◆ **Task**
Write the data out again exactly, dropping any images it holds.

◆ **Dataset records**

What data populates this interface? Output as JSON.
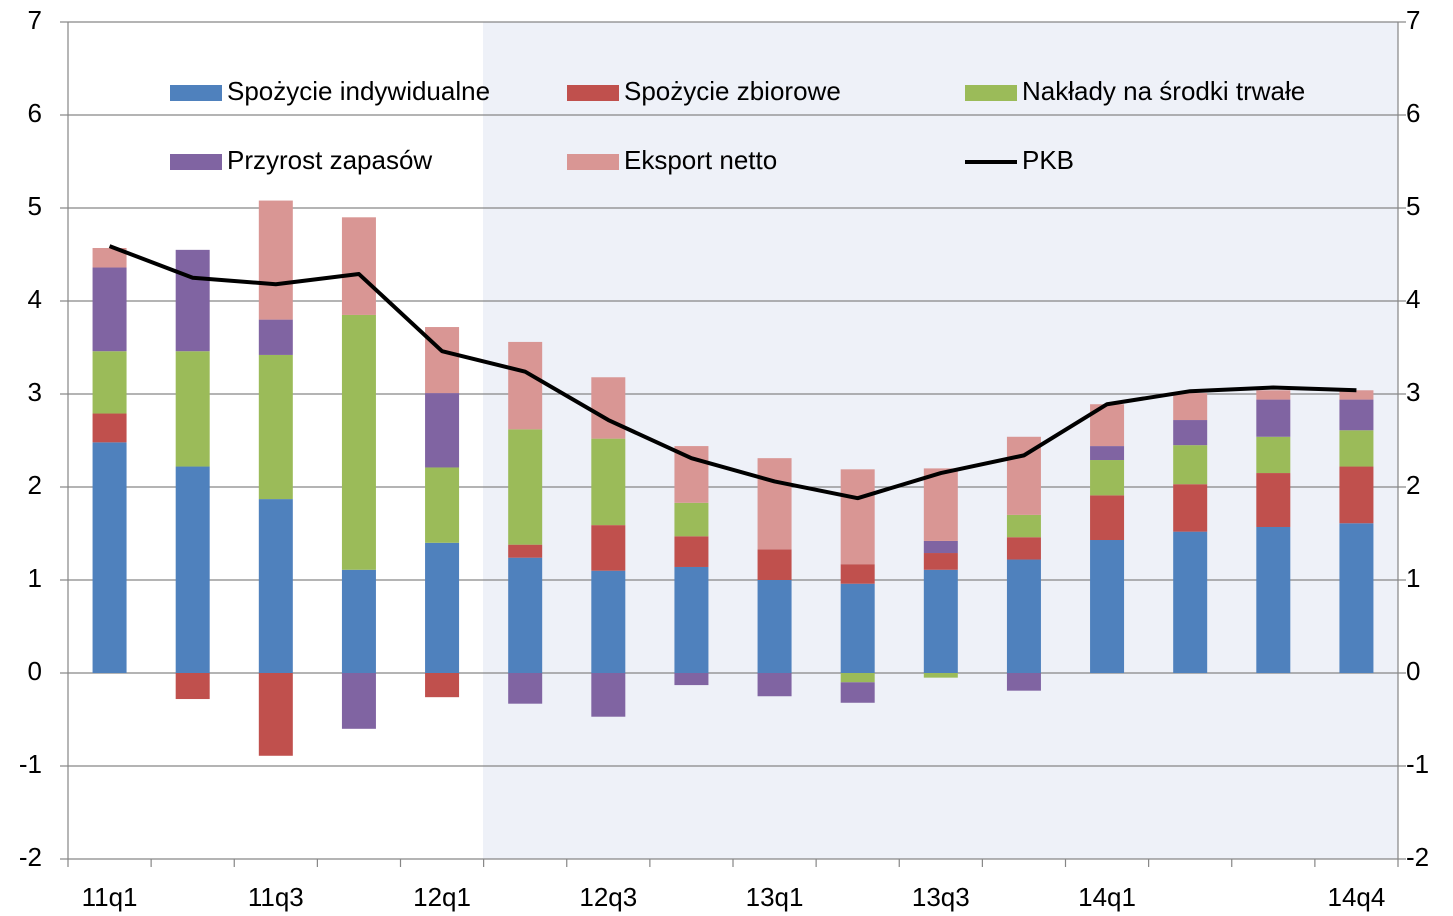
{
  "chart_data": {
    "type": "bar",
    "stacked": true,
    "categories": [
      "11q1",
      null,
      "11q3",
      null,
      "12q1",
      null,
      "12q3",
      null,
      "13q1",
      null,
      "13q3",
      null,
      "14q1",
      null,
      null,
      "14q4"
    ],
    "series": [
      {
        "name": "Spożycie indywidualne",
        "color": "#4f81bd",
        "values": [
          2.48,
          2.22,
          1.87,
          1.11,
          1.4,
          1.24,
          1.1,
          1.14,
          1.0,
          0.96,
          1.11,
          1.22,
          1.43,
          1.52,
          1.57,
          1.61
        ]
      },
      {
        "name": "Spożycie zbiorowe",
        "color": "#c0504d",
        "values": [
          0.31,
          -0.28,
          -0.89,
          0,
          -0.26,
          0.14,
          0.49,
          0.33,
          0.33,
          0.21,
          0.18,
          0.24,
          0.48,
          0.51,
          0.58,
          0.61
        ]
      },
      {
        "name": "Nakłady na środki trwałe",
        "color": "#9bbb59",
        "values": [
          0.67,
          1.24,
          1.55,
          2.74,
          0.81,
          1.24,
          0.93,
          0.36,
          0,
          -0.1,
          -0.05,
          0.24,
          0.38,
          0.42,
          0.39,
          0.39
        ]
      },
      {
        "name": "Przyrost zapasów",
        "color": "#8064a2",
        "values": [
          0.9,
          1.09,
          0.38,
          -0.6,
          0.8,
          -0.33,
          -0.47,
          -0.13,
          -0.25,
          -0.22,
          0.13,
          -0.19,
          0.15,
          0.27,
          0.4,
          0.33
        ]
      },
      {
        "name": "Eksport netto",
        "color": "#d99694",
        "values": [
          0.21,
          0,
          1.28,
          1.05,
          0.71,
          0.94,
          0.66,
          0.61,
          0.98,
          1.02,
          0.78,
          0.84,
          0.45,
          0.29,
          0.1,
          0.1
        ]
      },
      {
        "name": "PKB",
        "type": "line",
        "color": "#000000",
        "values": [
          4.59,
          4.25,
          4.18,
          4.29,
          3.46,
          3.24,
          2.72,
          2.31,
          2.06,
          1.88,
          2.15,
          2.34,
          2.89,
          3.03,
          3.07,
          3.04
        ]
      }
    ],
    "ylim": [
      -2,
      7
    ],
    "yticks": [
      -2,
      -1,
      0,
      1,
      2,
      3,
      4,
      5,
      6,
      7
    ],
    "y2lim": [
      -2,
      7
    ],
    "y2ticks": [
      -2,
      -1,
      0,
      1,
      2,
      3,
      4,
      5,
      6,
      7
    ],
    "grid": true
  }
}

◆ **Finished exercise**
What data populates this interface? Output as JSON.
{
  "chart_data": {
    "type": "bar",
    "stacked": true,
    "categories": [
      "11q1",
      null,
      "11q3",
      null,
      "12q1",
      null,
      "12q3",
      null,
      "13q1",
      null,
      "13q3",
      null,
      "14q1",
      null,
      null,
      "14q4"
    ],
    "series": [
      {
        "name": "Spożycie indywidualne",
        "color": "#4f81bd",
        "values": [
          2.48,
          2.22,
          1.87,
          1.11,
          1.4,
          1.24,
          1.1,
          1.14,
          1.0,
          0.96,
          1.11,
          1.22,
          1.43,
          1.52,
          1.57,
          1.61
        ]
      },
      {
        "name": "Spożycie zbiorowe",
        "color": "#c0504d",
        "values": [
          0.31,
          -0.28,
          -0.89,
          0,
          -0.26,
          0.14,
          0.49,
          0.33,
          0.33,
          0.21,
          0.18,
          0.24,
          0.48,
          0.51,
          0.58,
          0.61
        ]
      },
      {
        "name": "Nakłady na środki trwałe",
        "color": "#9bbb59",
        "values": [
          0.67,
          1.24,
          1.55,
          2.74,
          0.81,
          1.24,
          0.93,
          0.36,
          0,
          -0.1,
          -0.05,
          0.24,
          0.38,
          0.42,
          0.39,
          0.39
        ]
      },
      {
        "name": "Przyrost zapasów",
        "color": "#8064a2",
        "values": [
          0.9,
          1.09,
          0.38,
          -0.6,
          0.8,
          -0.33,
          -0.47,
          -0.13,
          -0.25,
          -0.22,
          0.13,
          -0.19,
          0.15,
          0.27,
          0.4,
          0.33
        ]
      },
      {
        "name": "Eksport netto",
        "color": "#d99694",
        "values": [
          0.21,
          0,
          1.28,
          1.05,
          0.71,
          0.94,
          0.66,
          0.61,
          0.98,
          1.02,
          0.78,
          0.84,
          0.45,
          0.29,
          0.1,
          0.1
        ]
      },
      {
        "name": "PKB",
        "type": "line",
        "color": "#000000",
        "values": [
          4.59,
          4.25,
          4.18,
          4.29,
          3.46,
          3.24,
          2.72,
          2.31,
          2.06,
          1.88,
          2.15,
          2.34,
          2.89,
          3.03,
          3.07,
          3.04
        ]
      }
    ],
    "ylim": [
      -2,
      7
    ],
    "yticks": [
      -2,
      -1,
      0,
      1,
      2,
      3,
      4,
      5,
      6,
      7
    ],
    "y2lim": [
      -2,
      7
    ],
    "y2ticks": [
      -2,
      -1,
      0,
      1,
      2,
      3,
      4,
      5,
      6,
      7
    ],
    "grid": true
  }
}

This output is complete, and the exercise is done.